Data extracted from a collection
────────────────────
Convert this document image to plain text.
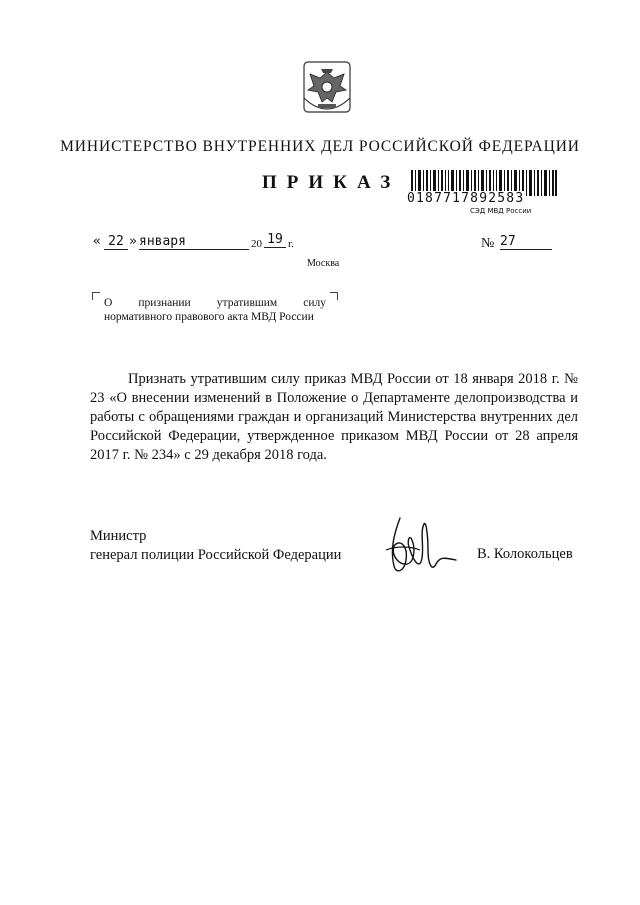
МИНИСТЕРСТВО ВНУТРЕННИХ ДЕЛ РОССИЙСКОЙ ФЕДЕРАЦИИ
ПРИКАЗ
0187717892583
СЭД МВД России
« 22 » января	20 19 г.	№ 27
Москва
О признании утратившим силу
нормативного правового акта МВД России

Признать утратившим силу приказ МВД России от 18 января 2018 г. № 23 «О внесении изменений в Положение о Департаменте делопроизводства и работы с обращениями граждан и организаций Министерства внутренних дел Российской Федерации, утвержденное приказом МВД России от 28 апреля 2017 г. № 234» с 29 декабря 2018 года.

Министр
генерал полиции Российской Федерации	В. Колокольцев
────────────────────
### Description of the task
Repeat the listing in full and exactly. Do not include any images.

### Answer in full
Convert this document image to plain text.
МИНИСТЕРСТВО ВНУТРЕННИХ ДЕЛ РОССИЙСКОЙ ФЕДЕРАЦИИ
ПРИКАЗ
0187717892583
СЭД МВД России
« 22 » января	20 19 г.	№ 27
Москва
О признании утратившим силу
нормативного правового акта МВД России

Признать утратившим силу приказ МВД России от 18 января 2018 г. № 23 «О внесении изменений в Положение о Департаменте делопроизводства и работы с обращениями граждан и организаций Министерства внутренних дел Российской Федерации, утвержденное приказом МВД России от 28 апреля 2017 г. № 234» с 29 декабря 2018 года.

Министр
генерал полиции Российской Федерации	В. Колокольцев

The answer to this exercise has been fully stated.